▸ **Records for processing**:

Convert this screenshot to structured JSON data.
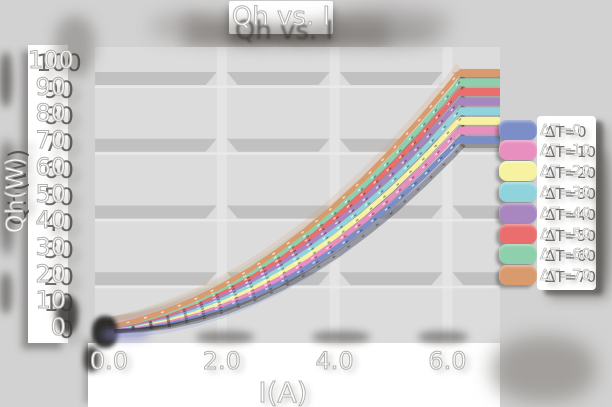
{
  "title": "Qh vs. I",
  "axes": {
    "x": {
      "label": "I(A)",
      "tick_labels": [
        "0.0",
        "2.0",
        "4.0",
        "6.0"
      ],
      "tick_values": [
        0,
        2,
        4,
        6
      ]
    },
    "y": {
      "label": "Qh(W)",
      "tick_labels": [
        "0",
        "10",
        "20",
        "30",
        "40",
        "50",
        "60",
        "70",
        "80",
        "90",
        "100"
      ],
      "tick_values": [
        0,
        10,
        20,
        30,
        40,
        50,
        60,
        70,
        80,
        90,
        100
      ]
    }
  },
  "colors": {
    "figure_bg": "#d2d2d2",
    "plot_bg": "#dcdcdc",
    "grid_band": "#c1c1c1",
    "grid_light": "#eaeaea",
    "v_gridline": "#e4e4e4",
    "text_fill": "#ffffff",
    "text_outline": "#b4b2af",
    "shadow": "#3a3632"
  },
  "legend": {
    "items": [
      "ΔT=0",
      "ΔT=10",
      "ΔT=20",
      "ΔT=30",
      "ΔT=40",
      "ΔT=50",
      "ΔT=60",
      "ΔT=70"
    ]
  },
  "chart_data": {
    "type": "line",
    "title": "Qh vs. I",
    "xlabel": "I(A)",
    "ylabel": "Qh(W)",
    "xlim": [
      -0.25,
      6.93
    ],
    "ylim": [
      -6,
      105
    ],
    "x_gridlines": [
      2,
      4,
      6
    ],
    "y_gridlines": [
      25,
      50,
      75,
      100
    ],
    "legend_position": "right",
    "x": [
      0,
      0.5,
      1,
      1.5,
      2,
      2.5,
      3,
      3.5,
      4,
      4.5,
      5,
      5.5,
      6,
      6.2
    ],
    "series": [
      {
        "name": "ΔT=0",
        "delta_t": 0,
        "color": "#7b8ec8",
        "values": [
          0,
          0.5,
          1.8,
          4.1,
          7.3,
          11.4,
          16.4,
          22.3,
          29.1,
          36.9,
          45.5,
          55.1,
          65.5,
          70.0
        ]
      },
      {
        "name": "ΔT=10",
        "delta_t": 10,
        "color": "#e98fc0",
        "values": [
          0,
          0.7,
          2.4,
          5.0,
          8.4,
          12.8,
          18.1,
          24.3,
          31.4,
          39.5,
          48.4,
          58.3,
          69.0,
          73.6
        ]
      },
      {
        "name": "ΔT=20",
        "delta_t": 20,
        "color": "#f6f2a2",
        "values": [
          0,
          1.0,
          3.0,
          5.8,
          9.6,
          14.3,
          19.9,
          26.4,
          33.8,
          42.1,
          51.3,
          61.5,
          72.5,
          77.2
        ]
      },
      {
        "name": "ΔT=30",
        "delta_t": 30,
        "color": "#90d3dc",
        "values": [
          0,
          1.3,
          3.6,
          6.7,
          10.8,
          15.7,
          21.6,
          28.4,
          36.1,
          44.7,
          54.2,
          64.7,
          76.0,
          80.8
        ]
      },
      {
        "name": "ΔT=40",
        "delta_t": 40,
        "color": "#a886bf",
        "values": [
          0,
          1.6,
          4.1,
          7.6,
          11.9,
          17.2,
          23.3,
          30.4,
          38.4,
          47.3,
          57.1,
          67.8,
          79.5,
          84.4
        ]
      },
      {
        "name": "ΔT=50",
        "delta_t": 50,
        "color": "#e96e6d",
        "values": [
          0,
          1.9,
          4.7,
          8.5,
          13.1,
          18.6,
          25.1,
          32.5,
          40.7,
          49.9,
          60.0,
          71.0,
          83.0,
          88.0
        ]
      },
      {
        "name": "ΔT=60",
        "delta_t": 60,
        "color": "#8ecfac",
        "values": [
          0,
          2.2,
          5.3,
          9.3,
          14.3,
          20.1,
          26.8,
          34.5,
          43.1,
          52.5,
          62.9,
          74.2,
          86.4,
          91.6
        ]
      },
      {
        "name": "ΔT=70",
        "delta_t": 70,
        "color": "#d99b6e",
        "values": [
          0,
          2.5,
          5.9,
          10.2,
          15.4,
          21.5,
          28.6,
          36.5,
          45.4,
          55.1,
          65.8,
          77.4,
          89.9,
          95.2
        ]
      }
    ]
  }
}
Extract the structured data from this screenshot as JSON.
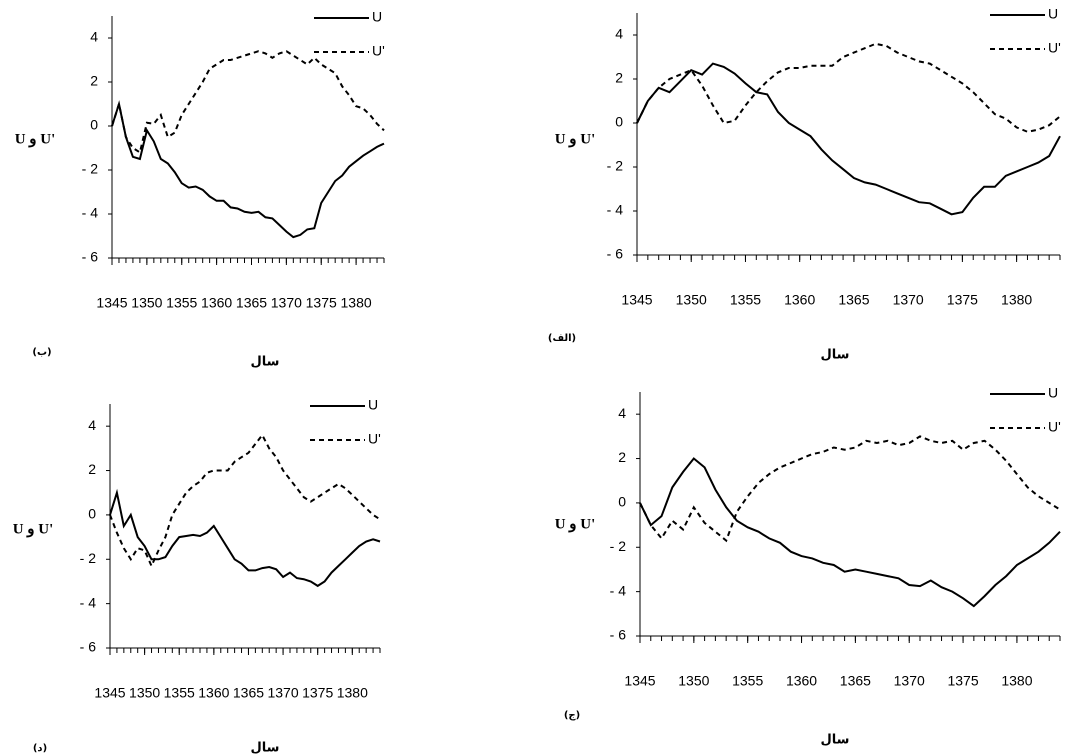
{
  "chart_data": [
    {
      "type": "line",
      "panel_label": "(الف)",
      "xlabel": "سال",
      "ylabel": "U و U'",
      "legend": "upper right",
      "x": [
        1345,
        1346,
        1347,
        1348,
        1349,
        1350,
        1351,
        1352,
        1353,
        1354,
        1355,
        1356,
        1357,
        1358,
        1359,
        1360,
        1361,
        1362,
        1363,
        1364,
        1365,
        1366,
        1367,
        1368,
        1369,
        1370,
        1371,
        1372,
        1373,
        1374,
        1375,
        1376,
        1377,
        1378,
        1379,
        1380,
        1381,
        1382,
        1383,
        1384
      ],
      "xlim": [
        1345,
        1384
      ],
      "xticks": [
        1345,
        1350,
        1355,
        1360,
        1365,
        1370,
        1375,
        1380
      ],
      "ylim": [
        -6,
        5
      ],
      "yticks": [
        {
          "value": -6,
          "label": "- 6"
        },
        {
          "value": -4,
          "label": "- 4"
        },
        {
          "value": -2,
          "label": "- 2"
        },
        0,
        2,
        4
      ],
      "series": [
        {
          "name": "U",
          "color": "#000000",
          "style": "solid",
          "values": [
            0,
            1.0,
            1.6,
            1.4,
            1.9,
            2.4,
            2.2,
            2.7,
            2.55,
            2.25,
            1.8,
            1.4,
            1.3,
            0.5,
            0.0,
            -0.3,
            -0.6,
            -1.2,
            -1.7,
            -2.1,
            -2.5,
            -2.7,
            -2.8,
            -3.0,
            -3.2,
            -3.4,
            -3.6,
            -3.65,
            -3.9,
            -4.15,
            -4.05,
            -3.4,
            -2.9,
            -2.9,
            -2.4,
            -2.2,
            -2.0,
            -1.8,
            -1.5,
            -0.6
          ]
        },
        {
          "name": "U'",
          "color": "#000000",
          "style": "dashed",
          "values": [
            0,
            1.0,
            1.6,
            2.0,
            2.2,
            2.4,
            1.7,
            0.8,
            0.0,
            0.1,
            0.8,
            1.4,
            1.9,
            2.3,
            2.5,
            2.5,
            2.6,
            2.6,
            2.6,
            3.0,
            3.2,
            3.4,
            3.6,
            3.5,
            3.2,
            3.0,
            2.8,
            2.7,
            2.4,
            2.1,
            1.8,
            1.4,
            0.9,
            0.4,
            0.2,
            -0.2,
            -0.4,
            -0.3,
            -0.1,
            0.3
          ]
        }
      ]
    },
    {
      "type": "line",
      "panel_label": "(ب)",
      "xlabel": "سال",
      "ylabel": "U و U'",
      "legend": "upper right",
      "x": [
        1345,
        1346,
        1347,
        1348,
        1349,
        1350,
        1351,
        1352,
        1353,
        1354,
        1355,
        1356,
        1357,
        1358,
        1359,
        1360,
        1361,
        1362,
        1363,
        1364,
        1365,
        1366,
        1367,
        1368,
        1369,
        1370,
        1371,
        1372,
        1373,
        1374,
        1375,
        1376,
        1377,
        1378,
        1379,
        1380,
        1381,
        1382,
        1383,
        1384
      ],
      "xlim": [
        1345,
        1384
      ],
      "xticks": [
        1345,
        1350,
        1355,
        1360,
        1365,
        1370,
        1375,
        1380
      ],
      "ylim": [
        -6,
        5
      ],
      "yticks": [
        {
          "value": -6,
          "label": "- 6"
        },
        {
          "value": -4,
          "label": "- 4"
        },
        {
          "value": -2,
          "label": "- 2"
        },
        0,
        2,
        4
      ],
      "series": [
        {
          "name": "U",
          "color": "#000000",
          "style": "solid",
          "values": [
            0,
            1,
            -0.5,
            -1.4,
            -1.5,
            -0.2,
            -0.7,
            -1.5,
            -1.7,
            -2.1,
            -2.6,
            -2.8,
            -2.75,
            -2.9,
            -3.2,
            -3.4,
            -3.4,
            -3.7,
            -3.75,
            -3.9,
            -3.95,
            -3.9,
            -4.15,
            -4.2,
            -4.5,
            -4.8,
            -5.05,
            -4.95,
            -4.7,
            -4.65,
            -3.5,
            -3.0,
            -2.5,
            -2.25,
            -1.85,
            -1.6,
            -1.35,
            -1.15,
            -0.95,
            -0.8
          ]
        },
        {
          "name": "U'",
          "color": "#000000",
          "style": "dashed",
          "values": [
            0,
            1,
            -0.5,
            -1.0,
            -1.2,
            0.15,
            0.1,
            0.5,
            -0.5,
            -0.3,
            0.5,
            1.0,
            1.5,
            2.0,
            2.6,
            2.8,
            3.0,
            3.0,
            3.1,
            3.2,
            3.3,
            3.4,
            3.3,
            3.1,
            3.3,
            3.4,
            3.2,
            3.0,
            2.8,
            3.1,
            2.8,
            2.6,
            2.4,
            1.8,
            1.4,
            0.9,
            0.8,
            0.5,
            0.1,
            -0.2
          ]
        }
      ]
    },
    {
      "type": "line",
      "panel_label": "(ج)",
      "xlabel": "سال",
      "ylabel": "U و U'",
      "legend": "upper right",
      "x": [
        1345,
        1346,
        1347,
        1348,
        1349,
        1350,
        1351,
        1352,
        1353,
        1354,
        1355,
        1356,
        1357,
        1358,
        1359,
        1360,
        1361,
        1362,
        1363,
        1364,
        1365,
        1366,
        1367,
        1368,
        1369,
        1370,
        1371,
        1372,
        1373,
        1374,
        1375,
        1376,
        1377,
        1378,
        1379,
        1380,
        1381,
        1382,
        1383,
        1384
      ],
      "xlim": [
        1345,
        1384
      ],
      "xticks": [
        1345,
        1350,
        1355,
        1360,
        1365,
        1370,
        1375,
        1380
      ],
      "ylim": [
        -6,
        5
      ],
      "yticks": [
        {
          "value": -6,
          "label": "- 6"
        },
        {
          "value": -4,
          "label": "- 4"
        },
        {
          "value": -2,
          "label": "- 2"
        },
        0,
        2,
        4
      ],
      "series": [
        {
          "name": "U",
          "color": "#000000",
          "style": "solid",
          "values": [
            0,
            -1.0,
            -0.6,
            0.7,
            1.4,
            2.0,
            1.6,
            0.6,
            -0.2,
            -0.8,
            -1.1,
            -1.3,
            -1.6,
            -1.8,
            -2.2,
            -2.4,
            -2.5,
            -2.7,
            -2.8,
            -3.1,
            -3.0,
            -3.1,
            -3.2,
            -3.3,
            -3.4,
            -3.7,
            -3.75,
            -3.5,
            -3.8,
            -4.0,
            -4.3,
            -4.65,
            -4.2,
            -3.7,
            -3.3,
            -2.8,
            -2.5,
            -2.2,
            -1.8,
            -1.3
          ]
        },
        {
          "name": "U'",
          "color": "#000000",
          "style": "dashed",
          "values": [
            0,
            -1.0,
            -1.6,
            -0.8,
            -1.2,
            -0.2,
            -0.9,
            -1.3,
            -1.7,
            -0.4,
            0.3,
            0.9,
            1.3,
            1.6,
            1.8,
            2.0,
            2.2,
            2.3,
            2.5,
            2.4,
            2.5,
            2.8,
            2.7,
            2.8,
            2.6,
            2.7,
            3.0,
            2.8,
            2.7,
            2.8,
            2.4,
            2.7,
            2.8,
            2.4,
            1.9,
            1.3,
            0.7,
            0.3,
            0.0,
            -0.3
          ]
        }
      ]
    },
    {
      "type": "line",
      "panel_label": "(د)",
      "xlabel": "سال",
      "ylabel": "U و U'",
      "legend": "upper right",
      "x": [
        1345,
        1346,
        1347,
        1348,
        1349,
        1350,
        1351,
        1352,
        1353,
        1354,
        1355,
        1356,
        1357,
        1358,
        1359,
        1360,
        1361,
        1362,
        1363,
        1364,
        1365,
        1366,
        1367,
        1368,
        1369,
        1370,
        1371,
        1372,
        1373,
        1374,
        1375,
        1376,
        1377,
        1378,
        1379,
        1380,
        1381,
        1382,
        1383,
        1384
      ],
      "xlim": [
        1345,
        1384
      ],
      "xticks": [
        1345,
        1350,
        1355,
        1360,
        1365,
        1370,
        1375,
        1380
      ],
      "ylim": [
        -6,
        5
      ],
      "yticks": [
        {
          "value": -6,
          "label": "- 6"
        },
        {
          "value": -4,
          "label": "- 4"
        },
        {
          "value": -2,
          "label": "- 2"
        },
        0,
        2,
        4
      ],
      "series": [
        {
          "name": "U",
          "color": "#000000",
          "style": "solid",
          "values": [
            0,
            1.0,
            -0.5,
            0.0,
            -1.0,
            -1.4,
            -2.0,
            -2.0,
            -1.9,
            -1.4,
            -1.0,
            -0.95,
            -0.9,
            -0.95,
            -0.8,
            -0.5,
            -1.0,
            -1.5,
            -2.0,
            -2.2,
            -2.5,
            -2.5,
            -2.4,
            -2.35,
            -2.45,
            -2.8,
            -2.6,
            -2.85,
            -2.9,
            -3.0,
            -3.2,
            -3.0,
            -2.6,
            -2.3,
            -2.0,
            -1.7,
            -1.4,
            -1.2,
            -1.1,
            -1.2
          ]
        },
        {
          "name": "U'",
          "color": "#000000",
          "style": "dashed",
          "values": [
            0,
            -0.8,
            -1.5,
            -2.0,
            -1.5,
            -1.6,
            -2.3,
            -1.6,
            -1.0,
            0.0,
            0.5,
            1.0,
            1.3,
            1.5,
            1.9,
            2.0,
            2.0,
            2.0,
            2.4,
            2.6,
            2.8,
            3.2,
            3.6,
            3.0,
            2.6,
            2.0,
            1.6,
            1.2,
            0.8,
            0.6,
            0.8,
            1.0,
            1.2,
            1.4,
            1.2,
            0.9,
            0.6,
            0.3,
            0.0,
            -0.2
          ]
        }
      ]
    }
  ]
}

▸ **Request**: Copy all lines from the listing that contain "structured".

▸ **Solution**:
Convert this screenshot to structured JSON data.
Extract the structured data from this screenshot as JSON.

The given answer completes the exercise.